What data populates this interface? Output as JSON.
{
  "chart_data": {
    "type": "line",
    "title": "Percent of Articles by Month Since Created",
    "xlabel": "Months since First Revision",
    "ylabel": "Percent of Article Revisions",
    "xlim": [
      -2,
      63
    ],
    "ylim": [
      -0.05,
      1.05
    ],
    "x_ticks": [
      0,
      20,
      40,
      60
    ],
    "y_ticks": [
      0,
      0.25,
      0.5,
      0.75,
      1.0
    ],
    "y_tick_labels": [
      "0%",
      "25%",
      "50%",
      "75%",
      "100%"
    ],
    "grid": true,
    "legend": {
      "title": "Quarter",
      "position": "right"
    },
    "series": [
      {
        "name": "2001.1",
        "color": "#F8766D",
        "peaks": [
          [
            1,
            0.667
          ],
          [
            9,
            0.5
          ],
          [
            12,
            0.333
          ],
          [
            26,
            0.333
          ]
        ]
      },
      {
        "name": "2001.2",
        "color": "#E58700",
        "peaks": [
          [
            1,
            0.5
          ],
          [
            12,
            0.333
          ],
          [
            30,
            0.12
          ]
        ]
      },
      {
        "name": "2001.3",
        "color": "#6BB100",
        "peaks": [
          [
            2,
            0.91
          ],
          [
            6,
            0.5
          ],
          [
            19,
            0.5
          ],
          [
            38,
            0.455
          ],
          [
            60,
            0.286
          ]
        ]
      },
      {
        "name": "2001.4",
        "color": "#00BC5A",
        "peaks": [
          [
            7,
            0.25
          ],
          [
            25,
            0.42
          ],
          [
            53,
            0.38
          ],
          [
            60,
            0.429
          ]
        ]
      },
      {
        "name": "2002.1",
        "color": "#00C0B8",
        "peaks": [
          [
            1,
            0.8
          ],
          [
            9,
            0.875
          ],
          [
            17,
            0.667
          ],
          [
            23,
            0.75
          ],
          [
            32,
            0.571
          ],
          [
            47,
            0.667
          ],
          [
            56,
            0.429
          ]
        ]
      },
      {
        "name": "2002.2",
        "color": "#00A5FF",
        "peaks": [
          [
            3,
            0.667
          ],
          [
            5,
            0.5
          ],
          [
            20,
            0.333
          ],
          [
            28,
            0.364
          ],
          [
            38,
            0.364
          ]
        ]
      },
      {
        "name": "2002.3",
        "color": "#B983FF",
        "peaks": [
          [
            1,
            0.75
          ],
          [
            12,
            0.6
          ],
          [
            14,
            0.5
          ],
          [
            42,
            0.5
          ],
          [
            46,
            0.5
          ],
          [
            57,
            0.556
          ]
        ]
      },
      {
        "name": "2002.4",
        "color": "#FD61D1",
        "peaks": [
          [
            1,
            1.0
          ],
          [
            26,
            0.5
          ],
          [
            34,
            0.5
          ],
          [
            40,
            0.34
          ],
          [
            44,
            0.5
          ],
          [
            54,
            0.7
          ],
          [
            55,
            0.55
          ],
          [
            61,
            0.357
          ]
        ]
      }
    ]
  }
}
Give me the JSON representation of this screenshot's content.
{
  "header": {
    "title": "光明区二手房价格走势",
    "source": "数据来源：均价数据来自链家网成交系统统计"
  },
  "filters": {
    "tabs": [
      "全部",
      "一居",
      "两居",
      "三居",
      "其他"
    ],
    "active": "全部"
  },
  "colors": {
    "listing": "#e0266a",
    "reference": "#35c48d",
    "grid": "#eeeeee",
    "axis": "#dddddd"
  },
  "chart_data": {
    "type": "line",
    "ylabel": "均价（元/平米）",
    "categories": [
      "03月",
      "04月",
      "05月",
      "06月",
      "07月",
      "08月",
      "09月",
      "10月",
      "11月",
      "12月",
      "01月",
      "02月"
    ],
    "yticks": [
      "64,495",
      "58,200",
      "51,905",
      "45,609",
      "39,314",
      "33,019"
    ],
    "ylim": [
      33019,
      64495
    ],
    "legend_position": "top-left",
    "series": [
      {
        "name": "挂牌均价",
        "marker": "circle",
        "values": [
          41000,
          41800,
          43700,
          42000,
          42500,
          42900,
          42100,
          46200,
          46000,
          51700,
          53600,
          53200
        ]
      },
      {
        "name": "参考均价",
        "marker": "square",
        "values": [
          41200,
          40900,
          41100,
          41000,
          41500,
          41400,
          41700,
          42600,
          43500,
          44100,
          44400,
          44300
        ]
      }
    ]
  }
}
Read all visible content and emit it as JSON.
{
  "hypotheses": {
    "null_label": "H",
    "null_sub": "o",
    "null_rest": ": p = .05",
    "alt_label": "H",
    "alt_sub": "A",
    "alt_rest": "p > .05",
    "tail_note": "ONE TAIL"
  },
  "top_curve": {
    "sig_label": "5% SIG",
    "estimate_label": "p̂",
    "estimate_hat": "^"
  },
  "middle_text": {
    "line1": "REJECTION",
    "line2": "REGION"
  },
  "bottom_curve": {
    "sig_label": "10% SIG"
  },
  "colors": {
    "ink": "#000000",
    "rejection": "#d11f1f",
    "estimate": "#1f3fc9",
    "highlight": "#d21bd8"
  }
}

☆ ☆ ☆

- **Task objective**
Set down all of the entries exactly, please.

- **Exercise solution**
What data populates this interface? Output as JSON.
{
  "chart_data": {
    "type": "line",
    "title": "Percent of Articles by Month Since Created",
    "xlabel": "Months since First Revision",
    "ylabel": "Percent of Article Revisions",
    "xlim": [
      -2,
      63
    ],
    "ylim": [
      -0.05,
      1.05
    ],
    "x_ticks": [
      0,
      20,
      40,
      60
    ],
    "y_ticks": [
      0,
      0.25,
      0.5,
      0.75,
      1.0
    ],
    "y_tick_labels": [
      "0%",
      "25%",
      "50%",
      "75%",
      "100%"
    ],
    "grid": true,
    "legend": {
      "title": "Quarter",
      "position": "right"
    },
    "series": [
      {
        "name": "2001.1",
        "color": "#F8766D",
        "peaks": [
          [
            1,
            0.667
          ],
          [
            9,
            0.5
          ],
          [
            12,
            0.333
          ],
          [
            26,
            0.333
          ]
        ]
      },
      {
        "name": "2001.2",
        "color": "#E58700",
        "peaks": [
          [
            1,
            0.5
          ],
          [
            12,
            0.333
          ],
          [
            30,
            0.12
          ]
        ]
      },
      {
        "name": "2001.3",
        "color": "#6BB100",
        "peaks": [
          [
            2,
            0.91
          ],
          [
            6,
            0.5
          ],
          [
            19,
            0.5
          ],
          [
            38,
            0.455
          ],
          [
            60,
            0.286
          ]
        ]
      },
      {
        "name": "2001.4",
        "color": "#00BC5A",
        "peaks": [
          [
            7,
            0.25
          ],
          [
            25,
            0.42
          ],
          [
            53,
            0.38
          ],
          [
            60,
            0.429
          ]
        ]
      },
      {
        "name": "2002.1",
        "color": "#00C0B8",
        "peaks": [
          [
            1,
            0.8
          ],
          [
            9,
            0.875
          ],
          [
            17,
            0.667
          ],
          [
            23,
            0.75
          ],
          [
            32,
            0.571
          ],
          [
            47,
            0.667
          ],
          [
            56,
            0.429
          ]
        ]
      },
      {
        "name": "2002.2",
        "color": "#00A5FF",
        "peaks": [
          [
            3,
            0.667
          ],
          [
            5,
            0.5
          ],
          [
            20,
            0.333
          ],
          [
            28,
            0.364
          ],
          [
            38,
            0.364
          ]
        ]
      },
      {
        "name": "2002.3",
        "color": "#B983FF",
        "peaks": [
          [
            1,
            0.75
          ],
          [
            12,
            0.6
          ],
          [
            14,
            0.5
          ],
          [
            42,
            0.5
          ],
          [
            46,
            0.5
          ],
          [
            57,
            0.556
          ]
        ]
      },
      {
        "name": "2002.4",
        "color": "#FD61D1",
        "peaks": [
          [
            1,
            1.0
          ],
          [
            26,
            0.5
          ],
          [
            34,
            0.5
          ],
          [
            40,
            0.34
          ],
          [
            44,
            0.5
          ],
          [
            54,
            0.7
          ],
          [
            55,
            0.55
          ],
          [
            61,
            0.357
          ]
        ]
      }
    ]
  }
}
Give me the JSON representation of this screenshot's content.
{
  "header": {
    "title": "光明区二手房价格走势",
    "source": "数据来源：均价数据来自链家网成交系统统计"
  },
  "filters": {
    "tabs": [
      "全部",
      "一居",
      "两居",
      "三居",
      "其他"
    ],
    "active": "全部"
  },
  "colors": {
    "listing": "#e0266a",
    "reference": "#35c48d",
    "grid": "#eeeeee",
    "axis": "#dddddd"
  },
  "chart_data": {
    "type": "line",
    "ylabel": "均价（元/平米）",
    "categories": [
      "03月",
      "04月",
      "05月",
      "06月",
      "07月",
      "08月",
      "09月",
      "10月",
      "11月",
      "12月",
      "01月",
      "02月"
    ],
    "yticks": [
      "64,495",
      "58,200",
      "51,905",
      "45,609",
      "39,314",
      "33,019"
    ],
    "ylim": [
      33019,
      64495
    ],
    "legend_position": "top-left",
    "series": [
      {
        "name": "挂牌均价",
        "marker": "circle",
        "values": [
          41000,
          41800,
          43700,
          42000,
          42500,
          42900,
          42100,
          46200,
          46000,
          51700,
          53600,
          53200
        ]
      },
      {
        "name": "参考均价",
        "marker": "square",
        "values": [
          41200,
          40900,
          41100,
          41000,
          41500,
          41400,
          41700,
          42600,
          43500,
          44100,
          44400,
          44300
        ]
      }
    ]
  }
}
Read all visible content and emit it as JSON.
{
  "hypotheses": {
    "null_label": "H",
    "null_sub": "o",
    "null_rest": ": p = .05",
    "alt_label": "H",
    "alt_sub": "A",
    "alt_rest": "p > .05",
    "tail_note": "ONE TAIL"
  },
  "top_curve": {
    "sig_label": "5% SIG",
    "estimate_label": "p̂",
    "estimate_hat": "^"
  },
  "middle_text": {
    "line1": "REJECTION",
    "line2": "REGION"
  },
  "bottom_curve": {
    "sig_label": "10% SIG"
  },
  "colors": {
    "ink": "#000000",
    "rejection": "#d11f1f",
    "estimate": "#1f3fc9",
    "highlight": "#d21bd8"
  }
}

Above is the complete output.